- Given request
Scan the entries below and count the lines holding the string "name". Supply only the number.
## begin Dataset records
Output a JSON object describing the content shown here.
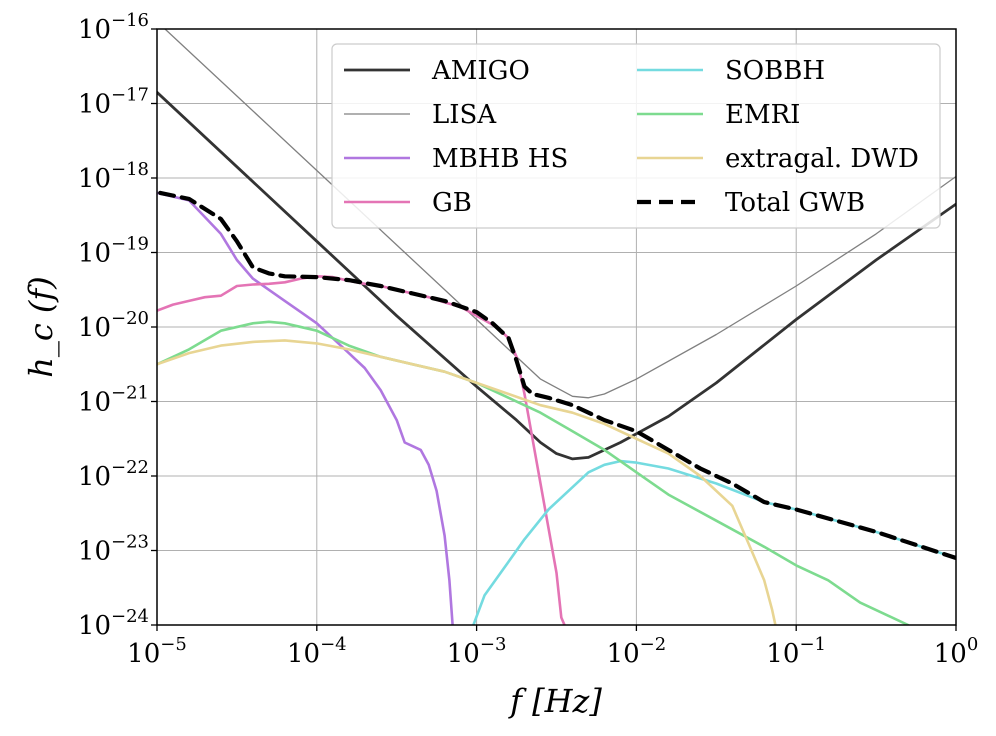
{
  "chart_data": {
    "type": "line",
    "xscale": "log",
    "yscale": "log",
    "xlim": [
      1e-05,
      1
    ],
    "ylim": [
      1e-24,
      1e-16
    ],
    "xlabel": "f [Hz]",
    "ylabel": "h_c (f)",
    "grid": true,
    "legend_position": "top-right",
    "x_ticks": [
      {
        "base": "10",
        "exp": "−5"
      },
      {
        "base": "10",
        "exp": "−4"
      },
      {
        "base": "10",
        "exp": "−3"
      },
      {
        "base": "10",
        "exp": "−2"
      },
      {
        "base": "10",
        "exp": "−1"
      },
      {
        "base": "10",
        "exp": "0"
      }
    ],
    "y_ticks": [
      {
        "base": "10",
        "exp": "−24"
      },
      {
        "base": "10",
        "exp": "−23"
      },
      {
        "base": "10",
        "exp": "−22"
      },
      {
        "base": "10",
        "exp": "−21"
      },
      {
        "base": "10",
        "exp": "−20"
      },
      {
        "base": "10",
        "exp": "−19"
      },
      {
        "base": "10",
        "exp": "−18"
      },
      {
        "base": "10",
        "exp": "−17"
      },
      {
        "base": "10",
        "exp": "−16"
      }
    ],
    "series": [
      {
        "name": "AMIGO",
        "color": "#333333",
        "width": 2.8,
        "dash": "",
        "log_points": [
          [
            -5,
            -16.85
          ],
          [
            -4.5,
            -17.85
          ],
          [
            -4,
            -18.85
          ],
          [
            -3.5,
            -19.85
          ],
          [
            -3,
            -20.8
          ],
          [
            -2.75,
            -21.25
          ],
          [
            -2.6,
            -21.55
          ],
          [
            -2.5,
            -21.7
          ],
          [
            -2.4,
            -21.77
          ],
          [
            -2.3,
            -21.75
          ],
          [
            -2.1,
            -21.55
          ],
          [
            -1.8,
            -21.2
          ],
          [
            -1.5,
            -20.75
          ],
          [
            -1,
            -19.9
          ],
          [
            -0.5,
            -19.1
          ],
          [
            0,
            -18.35
          ]
        ]
      },
      {
        "name": "LISA",
        "color": "#808080",
        "width": 1.3,
        "dash": "",
        "log_points": [
          [
            -4.95,
            -16
          ],
          [
            -4.5,
            -16.9
          ],
          [
            -4,
            -17.9
          ],
          [
            -3.5,
            -18.9
          ],
          [
            -3,
            -19.9
          ],
          [
            -2.8,
            -20.3
          ],
          [
            -2.6,
            -20.7
          ],
          [
            -2.4,
            -20.93
          ],
          [
            -2.3,
            -20.95
          ],
          [
            -2.2,
            -20.9
          ],
          [
            -2,
            -20.7
          ],
          [
            -1.5,
            -20.1
          ],
          [
            -1,
            -19.45
          ],
          [
            -0.5,
            -18.75
          ],
          [
            0,
            -17.98
          ]
        ]
      },
      {
        "name": "MBHB HS",
        "color": "#b077e0",
        "width": 2.6,
        "dash": "",
        "log_points": [
          [
            -5,
            -18.2
          ],
          [
            -4.8,
            -18.3
          ],
          [
            -4.6,
            -18.75
          ],
          [
            -4.5,
            -19.1
          ],
          [
            -4.4,
            -19.35
          ],
          [
            -4.3,
            -19.5
          ],
          [
            -4.2,
            -19.65
          ],
          [
            -4.1,
            -19.8
          ],
          [
            -4,
            -19.95
          ],
          [
            -3.9,
            -20.15
          ],
          [
            -3.8,
            -20.35
          ],
          [
            -3.7,
            -20.55
          ],
          [
            -3.6,
            -20.85
          ],
          [
            -3.5,
            -21.25
          ],
          [
            -3.45,
            -21.55
          ],
          [
            -3.4,
            -21.6
          ],
          [
            -3.35,
            -21.65
          ],
          [
            -3.3,
            -21.85
          ],
          [
            -3.25,
            -22.2
          ],
          [
            -3.2,
            -22.8
          ],
          [
            -3.17,
            -23.4
          ],
          [
            -3.15,
            -24
          ]
        ]
      },
      {
        "name": "GB",
        "color": "#e474b5",
        "width": 2.6,
        "dash": "",
        "log_points": [
          [
            -5,
            -19.78
          ],
          [
            -4.9,
            -19.7
          ],
          [
            -4.8,
            -19.65
          ],
          [
            -4.7,
            -19.6
          ],
          [
            -4.6,
            -19.58
          ],
          [
            -4.5,
            -19.45
          ],
          [
            -4.4,
            -19.43
          ],
          [
            -4.3,
            -19.42
          ],
          [
            -4.2,
            -19.4
          ],
          [
            -4.1,
            -19.35
          ],
          [
            -4,
            -19.32
          ],
          [
            -3.9,
            -19.33
          ],
          [
            -3.8,
            -19.38
          ],
          [
            -3.7,
            -19.42
          ],
          [
            -3.6,
            -19.45
          ],
          [
            -3.5,
            -19.5
          ],
          [
            -3.4,
            -19.55
          ],
          [
            -3.3,
            -19.6
          ],
          [
            -3.2,
            -19.67
          ],
          [
            -3.1,
            -19.73
          ],
          [
            -3,
            -19.85
          ],
          [
            -2.9,
            -19.97
          ],
          [
            -2.85,
            -20.05
          ],
          [
            -2.8,
            -20.15
          ],
          [
            -2.75,
            -20.4
          ],
          [
            -2.7,
            -20.9
          ],
          [
            -2.65,
            -21.5
          ],
          [
            -2.6,
            -22.1
          ],
          [
            -2.55,
            -22.7
          ],
          [
            -2.5,
            -23.3
          ],
          [
            -2.47,
            -23.9
          ],
          [
            -2.45,
            -24
          ]
        ]
      },
      {
        "name": "SOBBH",
        "color": "#74dbe0",
        "width": 2.6,
        "dash": "",
        "log_points": [
          [
            -3.02,
            -24
          ],
          [
            -2.95,
            -23.6
          ],
          [
            -2.85,
            -23.3
          ],
          [
            -2.7,
            -22.85
          ],
          [
            -2.55,
            -22.45
          ],
          [
            -2.4,
            -22.15
          ],
          [
            -2.3,
            -21.95
          ],
          [
            -2.2,
            -21.85
          ],
          [
            -2.1,
            -21.8
          ],
          [
            -2,
            -21.82
          ],
          [
            -1.8,
            -21.9
          ],
          [
            -1.5,
            -22.1
          ],
          [
            -1.2,
            -22.35
          ],
          [
            -1,
            -22.45
          ],
          [
            -0.5,
            -22.75
          ],
          [
            0,
            -23.1
          ]
        ]
      },
      {
        "name": "EMRI",
        "color": "#7ddb8f",
        "width": 2.6,
        "dash": "",
        "log_points": [
          [
            -5,
            -20.5
          ],
          [
            -4.8,
            -20.3
          ],
          [
            -4.6,
            -20.05
          ],
          [
            -4.4,
            -19.95
          ],
          [
            -4.3,
            -19.93
          ],
          [
            -4.2,
            -19.95
          ],
          [
            -4,
            -20.05
          ],
          [
            -3.8,
            -20.25
          ],
          [
            -3.6,
            -20.4
          ],
          [
            -3.4,
            -20.5
          ],
          [
            -3.2,
            -20.6
          ],
          [
            -3,
            -20.75
          ],
          [
            -2.8,
            -20.95
          ],
          [
            -2.6,
            -21.15
          ],
          [
            -2.4,
            -21.4
          ],
          [
            -2.2,
            -21.65
          ],
          [
            -2,
            -21.95
          ],
          [
            -1.8,
            -22.25
          ],
          [
            -1.5,
            -22.6
          ],
          [
            -1.2,
            -22.95
          ],
          [
            -1,
            -23.2
          ],
          [
            -0.8,
            -23.4
          ],
          [
            -0.6,
            -23.7
          ],
          [
            -0.3,
            -24
          ]
        ]
      },
      {
        "name": "extragal. DWD",
        "color": "#e8d593",
        "width": 2.6,
        "dash": "",
        "log_points": [
          [
            -5,
            -20.5
          ],
          [
            -4.8,
            -20.35
          ],
          [
            -4.6,
            -20.25
          ],
          [
            -4.4,
            -20.2
          ],
          [
            -4.2,
            -20.18
          ],
          [
            -4,
            -20.22
          ],
          [
            -3.8,
            -20.3
          ],
          [
            -3.6,
            -20.4
          ],
          [
            -3.4,
            -20.5
          ],
          [
            -3.2,
            -20.6
          ],
          [
            -3,
            -20.75
          ],
          [
            -2.8,
            -20.9
          ],
          [
            -2.6,
            -21.05
          ],
          [
            -2.4,
            -21.15
          ],
          [
            -2.2,
            -21.3
          ],
          [
            -2,
            -21.5
          ],
          [
            -1.8,
            -21.7
          ],
          [
            -1.6,
            -22
          ],
          [
            -1.4,
            -22.4
          ],
          [
            -1.3,
            -22.9
          ],
          [
            -1.2,
            -23.4
          ],
          [
            -1.15,
            -23.8
          ],
          [
            -1.13,
            -24
          ]
        ]
      },
      {
        "name": "Total GWB",
        "color": "#000000",
        "width": 4.2,
        "dash": "14,8",
        "log_points": [
          [
            -4.98,
            -18.2
          ],
          [
            -4.8,
            -18.28
          ],
          [
            -4.6,
            -18.55
          ],
          [
            -4.5,
            -18.85
          ],
          [
            -4.4,
            -19.2
          ],
          [
            -4.3,
            -19.28
          ],
          [
            -4.2,
            -19.32
          ],
          [
            -4,
            -19.33
          ],
          [
            -3.8,
            -19.37
          ],
          [
            -3.6,
            -19.45
          ],
          [
            -3.4,
            -19.55
          ],
          [
            -3.2,
            -19.65
          ],
          [
            -3,
            -19.8
          ],
          [
            -2.9,
            -19.95
          ],
          [
            -2.8,
            -20.15
          ],
          [
            -2.75,
            -20.45
          ],
          [
            -2.7,
            -20.8
          ],
          [
            -2.65,
            -20.9
          ],
          [
            -2.55,
            -20.95
          ],
          [
            -2.4,
            -21.05
          ],
          [
            -2.2,
            -21.25
          ],
          [
            -2,
            -21.4
          ],
          [
            -1.8,
            -21.65
          ],
          [
            -1.6,
            -21.9
          ],
          [
            -1.4,
            -22.1
          ],
          [
            -1.2,
            -22.35
          ],
          [
            -1,
            -22.45
          ],
          [
            -0.5,
            -22.75
          ],
          [
            0,
            -23.1
          ]
        ]
      }
    ]
  }
}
## end Dataset records
- Task response
8